** Begin Records shown **

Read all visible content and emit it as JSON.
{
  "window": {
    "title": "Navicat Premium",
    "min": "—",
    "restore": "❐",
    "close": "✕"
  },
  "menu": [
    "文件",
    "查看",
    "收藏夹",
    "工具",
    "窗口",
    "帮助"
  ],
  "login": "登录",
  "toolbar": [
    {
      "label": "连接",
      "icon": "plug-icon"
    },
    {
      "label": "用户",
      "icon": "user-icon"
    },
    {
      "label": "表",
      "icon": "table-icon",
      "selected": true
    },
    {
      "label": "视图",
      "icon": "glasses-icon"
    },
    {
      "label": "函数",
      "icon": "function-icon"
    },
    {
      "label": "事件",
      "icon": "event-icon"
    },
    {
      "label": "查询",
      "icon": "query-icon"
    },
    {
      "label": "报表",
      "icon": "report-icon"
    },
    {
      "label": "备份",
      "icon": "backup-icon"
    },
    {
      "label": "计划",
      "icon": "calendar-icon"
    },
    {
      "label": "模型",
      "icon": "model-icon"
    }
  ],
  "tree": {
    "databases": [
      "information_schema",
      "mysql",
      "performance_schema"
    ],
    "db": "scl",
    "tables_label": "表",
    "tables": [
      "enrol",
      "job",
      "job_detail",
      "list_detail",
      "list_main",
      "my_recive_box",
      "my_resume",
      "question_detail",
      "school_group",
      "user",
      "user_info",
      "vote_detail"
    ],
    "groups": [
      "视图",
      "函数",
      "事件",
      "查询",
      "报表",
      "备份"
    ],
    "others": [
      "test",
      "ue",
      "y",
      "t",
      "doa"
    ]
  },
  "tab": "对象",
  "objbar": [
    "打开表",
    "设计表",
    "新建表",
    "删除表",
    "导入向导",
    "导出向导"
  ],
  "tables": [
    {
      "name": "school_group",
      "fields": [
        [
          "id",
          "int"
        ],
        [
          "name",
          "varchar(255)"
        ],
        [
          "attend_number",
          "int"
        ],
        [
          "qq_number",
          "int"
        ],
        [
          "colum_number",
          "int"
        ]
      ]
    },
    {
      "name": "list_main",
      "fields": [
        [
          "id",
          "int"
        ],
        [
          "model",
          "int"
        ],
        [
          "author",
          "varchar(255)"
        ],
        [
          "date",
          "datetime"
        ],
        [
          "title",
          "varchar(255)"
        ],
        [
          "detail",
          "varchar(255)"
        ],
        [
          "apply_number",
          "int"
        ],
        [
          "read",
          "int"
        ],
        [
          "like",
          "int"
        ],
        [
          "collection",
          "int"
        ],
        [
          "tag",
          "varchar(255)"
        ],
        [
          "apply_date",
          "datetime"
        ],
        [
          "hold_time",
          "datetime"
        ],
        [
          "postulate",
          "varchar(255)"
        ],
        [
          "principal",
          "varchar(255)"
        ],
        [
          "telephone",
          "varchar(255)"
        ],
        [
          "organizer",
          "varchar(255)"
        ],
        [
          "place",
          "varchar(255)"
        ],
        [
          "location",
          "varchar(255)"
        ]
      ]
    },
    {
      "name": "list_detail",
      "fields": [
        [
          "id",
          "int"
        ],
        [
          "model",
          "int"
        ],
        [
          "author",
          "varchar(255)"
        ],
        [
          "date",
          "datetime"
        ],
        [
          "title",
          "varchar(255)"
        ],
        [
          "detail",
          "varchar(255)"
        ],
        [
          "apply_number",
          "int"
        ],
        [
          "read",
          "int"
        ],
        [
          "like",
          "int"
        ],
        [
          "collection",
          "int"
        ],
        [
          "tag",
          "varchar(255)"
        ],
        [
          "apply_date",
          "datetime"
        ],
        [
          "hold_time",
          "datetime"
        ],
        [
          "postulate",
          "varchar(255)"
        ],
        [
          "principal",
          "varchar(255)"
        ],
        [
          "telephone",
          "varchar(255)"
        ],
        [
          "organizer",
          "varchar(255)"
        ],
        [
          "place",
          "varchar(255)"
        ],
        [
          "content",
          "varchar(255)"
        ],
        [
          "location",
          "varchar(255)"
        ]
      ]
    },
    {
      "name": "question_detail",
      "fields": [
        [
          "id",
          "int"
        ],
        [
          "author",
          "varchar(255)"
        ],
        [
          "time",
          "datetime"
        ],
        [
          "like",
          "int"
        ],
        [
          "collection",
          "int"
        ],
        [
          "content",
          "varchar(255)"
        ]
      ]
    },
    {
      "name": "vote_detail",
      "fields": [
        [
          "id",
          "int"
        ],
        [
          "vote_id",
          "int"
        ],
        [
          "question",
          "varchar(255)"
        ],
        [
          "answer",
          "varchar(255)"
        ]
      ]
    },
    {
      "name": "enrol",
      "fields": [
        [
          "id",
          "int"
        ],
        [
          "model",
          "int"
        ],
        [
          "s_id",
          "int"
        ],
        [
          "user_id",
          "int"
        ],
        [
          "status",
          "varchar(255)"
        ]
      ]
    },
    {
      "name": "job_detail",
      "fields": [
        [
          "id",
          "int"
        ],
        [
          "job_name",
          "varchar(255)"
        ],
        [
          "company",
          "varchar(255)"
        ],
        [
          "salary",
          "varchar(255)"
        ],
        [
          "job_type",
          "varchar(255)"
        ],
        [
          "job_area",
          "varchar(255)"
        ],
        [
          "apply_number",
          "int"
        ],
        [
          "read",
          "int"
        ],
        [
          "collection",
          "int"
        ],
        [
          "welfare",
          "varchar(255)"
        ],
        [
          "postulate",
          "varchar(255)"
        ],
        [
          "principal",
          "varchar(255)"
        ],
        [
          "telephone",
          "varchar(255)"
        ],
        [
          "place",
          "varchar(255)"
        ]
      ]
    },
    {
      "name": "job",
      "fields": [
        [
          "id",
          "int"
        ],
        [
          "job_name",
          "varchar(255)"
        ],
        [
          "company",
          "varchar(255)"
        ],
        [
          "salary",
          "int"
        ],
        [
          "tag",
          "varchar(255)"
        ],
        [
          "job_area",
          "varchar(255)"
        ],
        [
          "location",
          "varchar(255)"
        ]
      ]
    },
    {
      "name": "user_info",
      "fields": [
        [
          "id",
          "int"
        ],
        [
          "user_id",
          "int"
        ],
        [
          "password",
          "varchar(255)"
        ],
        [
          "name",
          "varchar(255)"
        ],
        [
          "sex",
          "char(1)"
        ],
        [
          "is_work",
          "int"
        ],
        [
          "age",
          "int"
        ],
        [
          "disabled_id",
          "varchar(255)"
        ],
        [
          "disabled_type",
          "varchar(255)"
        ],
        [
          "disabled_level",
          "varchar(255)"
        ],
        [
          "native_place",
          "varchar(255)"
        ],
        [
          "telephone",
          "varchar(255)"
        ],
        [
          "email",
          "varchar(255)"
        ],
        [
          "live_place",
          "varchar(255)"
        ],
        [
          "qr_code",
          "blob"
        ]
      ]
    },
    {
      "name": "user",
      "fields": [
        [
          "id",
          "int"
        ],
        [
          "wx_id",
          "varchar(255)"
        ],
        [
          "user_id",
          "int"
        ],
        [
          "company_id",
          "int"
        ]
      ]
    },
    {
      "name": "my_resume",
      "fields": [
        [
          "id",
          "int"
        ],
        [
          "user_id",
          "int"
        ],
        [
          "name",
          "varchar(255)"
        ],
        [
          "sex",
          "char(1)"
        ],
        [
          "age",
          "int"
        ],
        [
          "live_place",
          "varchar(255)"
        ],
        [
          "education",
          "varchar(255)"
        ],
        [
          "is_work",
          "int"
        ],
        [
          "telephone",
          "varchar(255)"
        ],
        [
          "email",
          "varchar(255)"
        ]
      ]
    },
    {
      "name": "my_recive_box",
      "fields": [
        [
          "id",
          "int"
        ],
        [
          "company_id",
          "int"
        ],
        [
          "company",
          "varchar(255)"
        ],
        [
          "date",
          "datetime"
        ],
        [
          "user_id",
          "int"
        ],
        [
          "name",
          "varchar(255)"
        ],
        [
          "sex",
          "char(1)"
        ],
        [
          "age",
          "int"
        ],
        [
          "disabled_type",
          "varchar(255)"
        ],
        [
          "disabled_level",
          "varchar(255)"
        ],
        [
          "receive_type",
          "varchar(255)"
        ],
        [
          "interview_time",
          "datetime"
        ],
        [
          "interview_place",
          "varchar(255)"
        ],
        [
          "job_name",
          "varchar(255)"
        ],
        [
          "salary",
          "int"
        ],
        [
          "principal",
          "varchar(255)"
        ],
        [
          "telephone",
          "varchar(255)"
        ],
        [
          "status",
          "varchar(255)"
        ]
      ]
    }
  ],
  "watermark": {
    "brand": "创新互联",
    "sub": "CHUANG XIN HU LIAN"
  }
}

** End Records shown **

Search the data for "icon". Copy every line that has it.

      "icon": "plug-icon"
      "icon": "user-icon"
      "icon": "table-icon",
      "icon": "glasses-icon"
      "icon": "function-icon"
      "icon": "event-icon"
      "icon": "query-icon"
      "icon": "report-icon"
      "icon": "backup-icon"
      "icon": "calendar-icon"
      "icon": "model-icon"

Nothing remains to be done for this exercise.